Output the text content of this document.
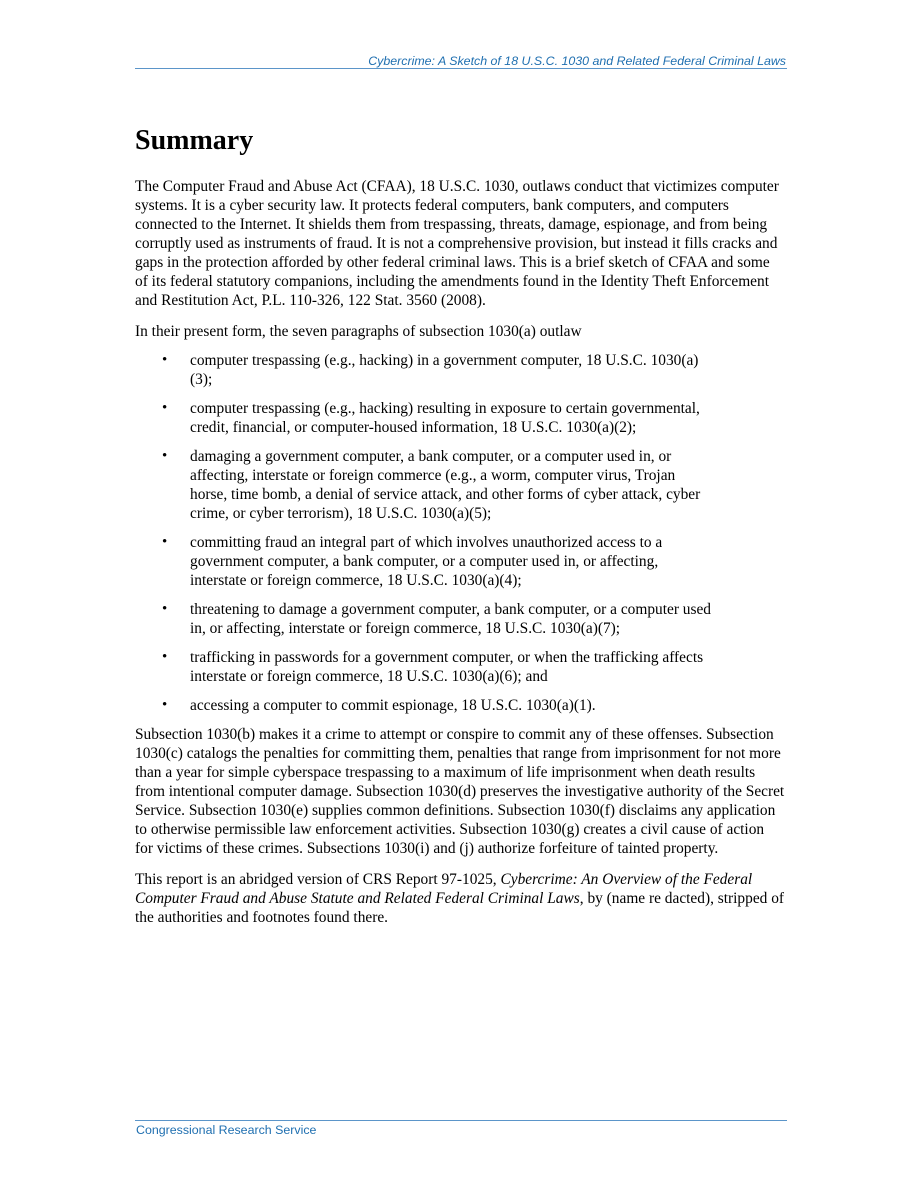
Cybercrime: A Sketch of 18 U.S.C. 1030 and Related Federal Criminal Laws
Summary

The Computer Fraud and Abuse Act (CFAA), 18 U.S.C. 1030, outlaws conduct that victimizes computer systems. It is a cyber security law. It protects federal computers, bank computers, and computers connected to the Internet. It shields them from trespassing, threats, damage, espionage, and from being corruptly used as instruments of fraud. It is not a comprehensive provision, but instead it fills cracks and gaps in the protection afforded by other federal criminal laws. This is a brief sketch of CFAA and some of its federal statutory companions, including the amendments found in the Identity Theft Enforcement and Restitution Act, P.L. 110-326, 122 Stat. 3560 (2008).

In their present form, the seven paragraphs of subsection 1030(a) outlaw

• computer trespassing (e.g., hacking) in a government computer, 18 U.S.C. 1030(a)(3);
• computer trespassing (e.g., hacking) resulting in exposure to certain governmental, credit, financial, or computer-housed information, 18 U.S.C. 1030(a)(2);
• damaging a government computer, a bank computer, or a computer used in, or affecting, interstate or foreign commerce (e.g., a worm, computer virus, Trojan horse, time bomb, a denial of service attack, and other forms of cyber attack, cyber crime, or cyber terrorism), 18 U.S.C. 1030(a)(5);
• committing fraud an integral part of which involves unauthorized access to a government computer, a bank computer, or a computer used in, or affecting, interstate or foreign commerce, 18 U.S.C. 1030(a)(4);
• threatening to damage a government computer, a bank computer, or a computer used in, or affecting, interstate or foreign commerce, 18 U.S.C. 1030(a)(7);
• trafficking in passwords for a government computer, or when the trafficking affects interstate or foreign commerce, 18 U.S.C. 1030(a)(6); and
• accessing a computer to commit espionage, 18 U.S.C. 1030(a)(1).

Subsection 1030(b) makes it a crime to attempt or conspire to commit any of these offenses. Subsection 1030(c) catalogs the penalties for committing them, penalties that range from imprisonment for not more than a year for simple cyberspace trespassing to a maximum of life imprisonment when death results from intentional computer damage. Subsection 1030(d) preserves the investigative authority of the Secret Service. Subsection 1030(e) supplies common definitions. Subsection 1030(f) disclaims any application to otherwise permissible law enforcement activities. Subsection 1030(g) creates a civil cause of action for victims of these crimes. Subsections 1030(i) and (j) authorize forfeiture of tainted property.

This report is an abridged version of CRS Report 97-1025, Cybercrime: An Overview of the Federal Computer Fraud and Abuse Statute and Related Federal Criminal Laws, by (name re dacted), stripped of the authorities and footnotes found there.

Congressional Research Service
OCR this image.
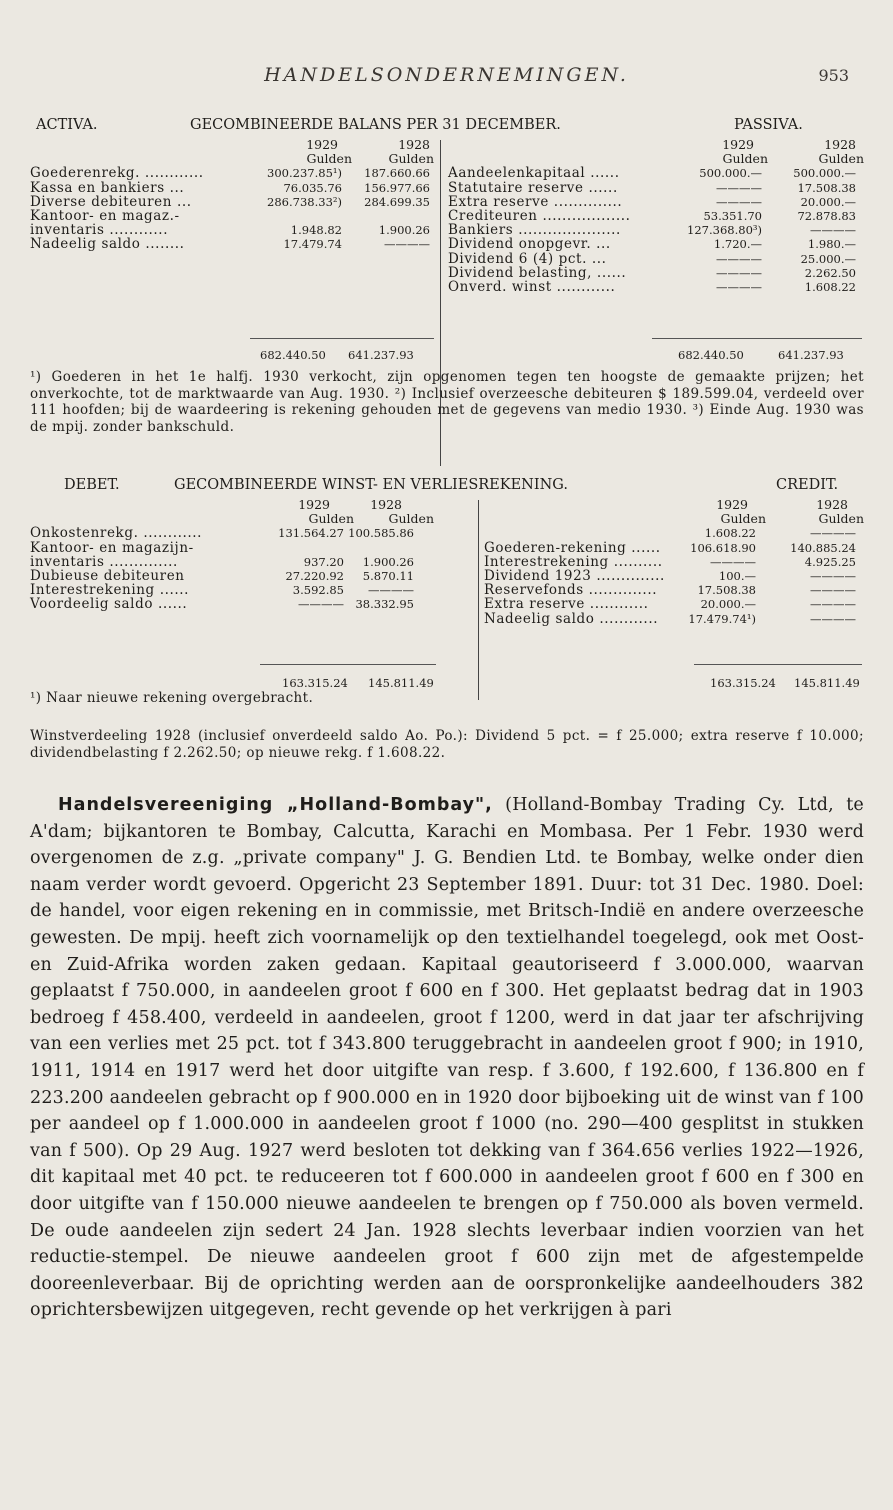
HANDELSONDERNEMINGEN.	953
ACTIVA.	GECOMBINEERDE BALANS PER 31 DECEMBER.	PASSIVA.
1929	1928
Gulden	Gulden
Goederenrekg. ............	300.237.85¹) 187.660.66
Kassa en bankiers ...	76.035.76 156.977.66
Diverse debiteuren ...	286.738.33²) 284.699.35
Kantoor- en magaz.-
inventaris ............	1.948.82	1.900.26
Nadeelig saldo ........	17.479.74	————
1929	1928
Gulden	Gulden
Aandeelenkapitaal ......	500.000.—	500.000.—
Statutaire reserve ......	————	17.508.38
Extra reserve ..............	————	20.000.—
Crediteuren ..................	53.351.70	72.878.83
Bankiers .....................	127.368.80³)	————
Dividend onopgevr. ...	1.720.—	1.980.—
Dividend 6 (4) pct. ...	————	25.000.—
Dividend belasting, ......	————	2.262.50
Onverd. winst ............	————	1.608.22
682.440.50 641.237.93	682.440.50	641.237.93

¹) Goederen in het 1e halfj. 1930 verkocht, zijn opgenomen tegen ten hoogste de gemaakte prijzen; het onverkochte, tot de marktwaarde van Aug. 1930. ²) Inclusief overzeesche debiteuren $ 189.599.04, verdeeld over 111 hoofden; bij de waardeering is rekening gehouden met de gegevens van medio 1930. ³) Einde Aug. 1930 was de mpij. zonder bankschuld.

DEBET.	GECOMBINEERDE WINST- EN VERLIESREKENING.	CREDIT.
1929	1928
Gulden	Gulden
Onkostenrekg. ............	131.564.27 100.585.86
Kantoor- en magazijn-
inventaris ..............	937.20 1.900.26
Dubieuse debiteuren	27.220.92 5.870.11
Interestrekening ......	3.592.85 ————
Voordeelig saldo ......	———— 38.332.95
1929	1928
Gulden	Gulden
1.608.22	————
Goederen-rekening ......	106.618.90	140.885.24
Interestrekening ..........	————	4.925.25
Dividend 1923 ..............	100.—	————
Reservefonds ..............	17.508.38	————
Extra reserve ............	20.000.—	————
Nadeelig saldo ............	17.479.74¹)	————
163.315.24 145.811.49	163.315.24 145.811.49

¹) Naar nieuwe rekening overgebracht.

Winstverdeeling 1928 (inclusief onverdeeld saldo Ao. Po.): Dividend 5 pct. = f 25.000; extra reserve f 10.000; dividendbelasting f 2.262.50; op nieuwe rekg. f 1.608.22.

Handelsvereeniging „Holland-Bombay", (Holland-Bombay Trading Cy. Ltd, te A'dam; bijkantoren te Bombay, Calcutta, Karachi en Mombasa. Per 1 Febr. 1930 werd overgenomen de z.g. „private company" J. G. Bendien Ltd. te Bombay, welke onder dien naam verder wordt gevoerd. Opgericht 23 September 1891. Duur: tot 31 Dec. 1980. Doel: de handel, voor eigen rekening en in commissie, met Britsch-Indië en andere overzeesche gewesten. De mpij. heeft zich voornamelijk op den textielhandel toegelegd, ook met Oost- en Zuid-Afrika worden zaken gedaan. Kapitaal geautoriseerd f 3.000.000, waarvan geplaatst f 750.000, in aandeelen groot f 600 en f 300. Het geplaatst bedrag dat in 1903 bedroeg f 458.400, verdeeld in aandeelen, groot f 1200, werd in dat jaar ter afschrijving van een verlies met 25 pct. tot f 343.800 teruggebracht in aandeelen groot f 900; in 1910, 1911, 1914 en 1917 werd het door uitgifte van resp. f 3.600, f 192.600, f 136.800 en f 223.200 aandeelen gebracht op f 900.000 en in 1920 door bijboeking uit de winst van f 100 per aandeel op f 1.000.000 in aandeelen groot f 1000 (no. 290—400 gesplitst in stukken van f 500). Op 29 Aug. 1927 werd besloten tot dekking van f 364.656 verlies 1922—1926, dit kapitaal met 40 pct. te reduceeren tot f 600.000 in aandeelen groot f 600 en f 300 en door uitgifte van f 150.000 nieuwe aandeelen te brengen op f 750.000 als boven vermeld. De oude aandeelen zijn sedert 24 Jan. 1928 slechts leverbaar indien voorzien van het reductie-stempel. De nieuwe aandeelen groot f 600 zijn met de afgestempelde dooreenleverbaar. Bij de oprichting werden aan de oorspronkelijke aandeelhouders 382 oprichtersbewijzen uitgegeven, recht gevende op het verkrijgen à pari
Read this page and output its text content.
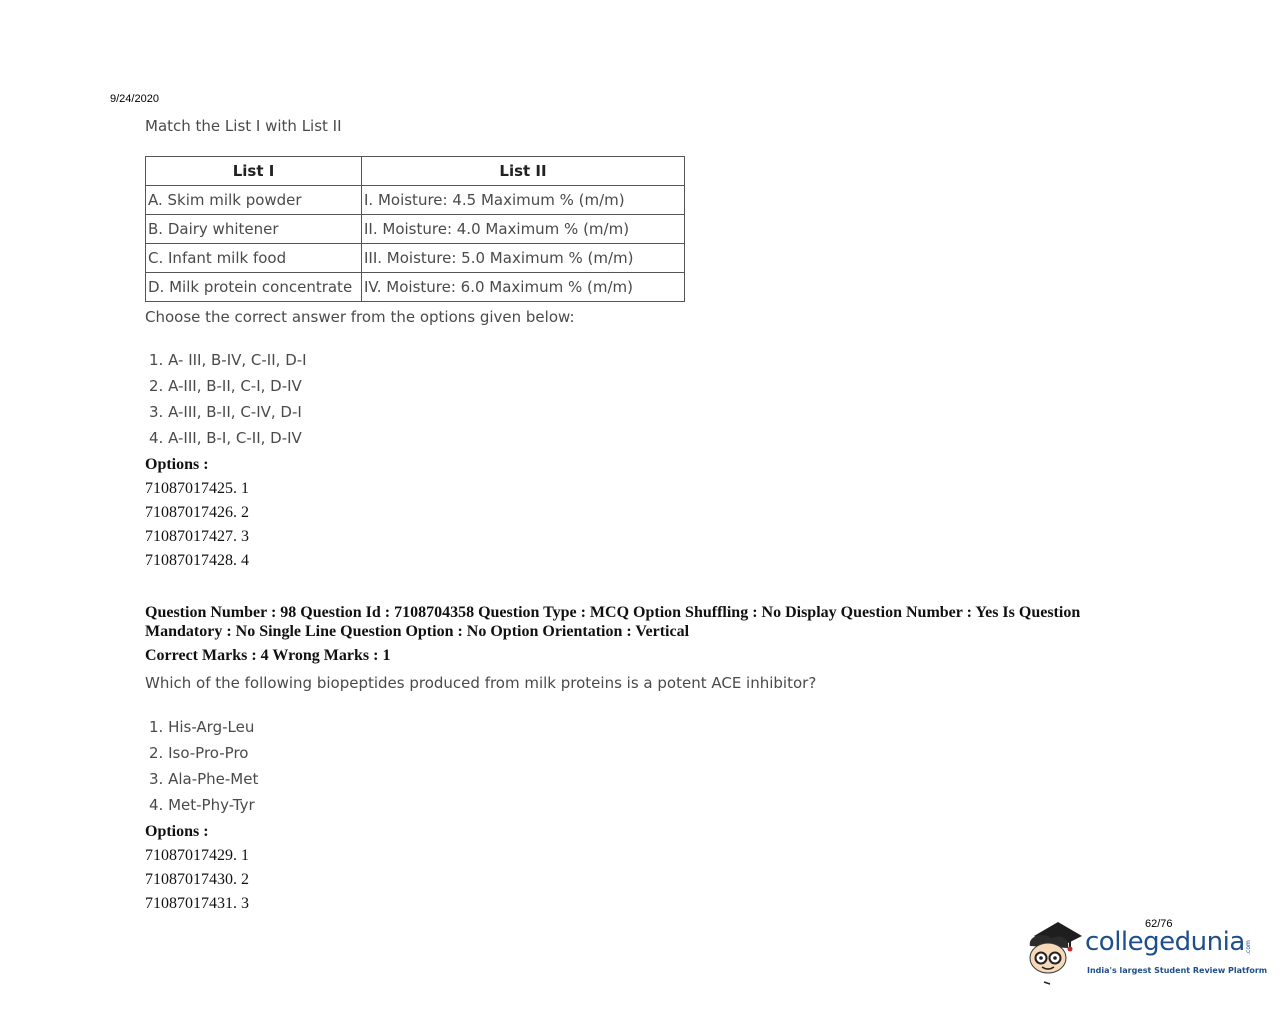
9/24/2020
Match the List I with List II
List I	List II
A. Skim milk powder	I. Moisture: 4.5 Maximum % (m/m)
B. Dairy whitener	II. Moisture: 4.0 Maximum % (m/m)
C. Infant milk food	III. Moisture: 5.0 Maximum % (m/m)
D. Milk protein concentrate	IV. Moisture: 6.0 Maximum % (m/m)
Choose the correct answer from the options given below:
1. A- III, B-IV, C-II, D-I
2. A-III, B-II, C-I, D-IV
3. A-III, B-II, C-IV, D-I
4. A-III, B-I, C-II, D-IV
Options :
71087017425. 1
71087017426. 2
71087017427. 3
71087017428. 4
Question Number : 98 Question Id : 7108704358 Question Type : MCQ Option Shuffling : No Display Question Number : Yes Is Question Mandatory : No Single Line Question Option : No Option Orientation : Vertical
Correct Marks : 4 Wrong Marks : 1
Which of the following biopeptides produced from milk proteins is a potent ACE inhibitor?
1. His-Arg-Leu
2. Iso-Pro-Pro
3. Ala-Phe-Met
4. Met-Phy-Tyr
Options :
71087017429. 1
71087017430. 2
71087017431. 3
62/76
collegedunia .com
India's largest Student Review Platform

== == ==

What is needed: Wherever a line of the entries holds the string "Nadeelig", copy that line.

Task answer:
Nadeelig saldo ........	17.479.74	————
Nadeelig saldo ............	17.479.74¹)	————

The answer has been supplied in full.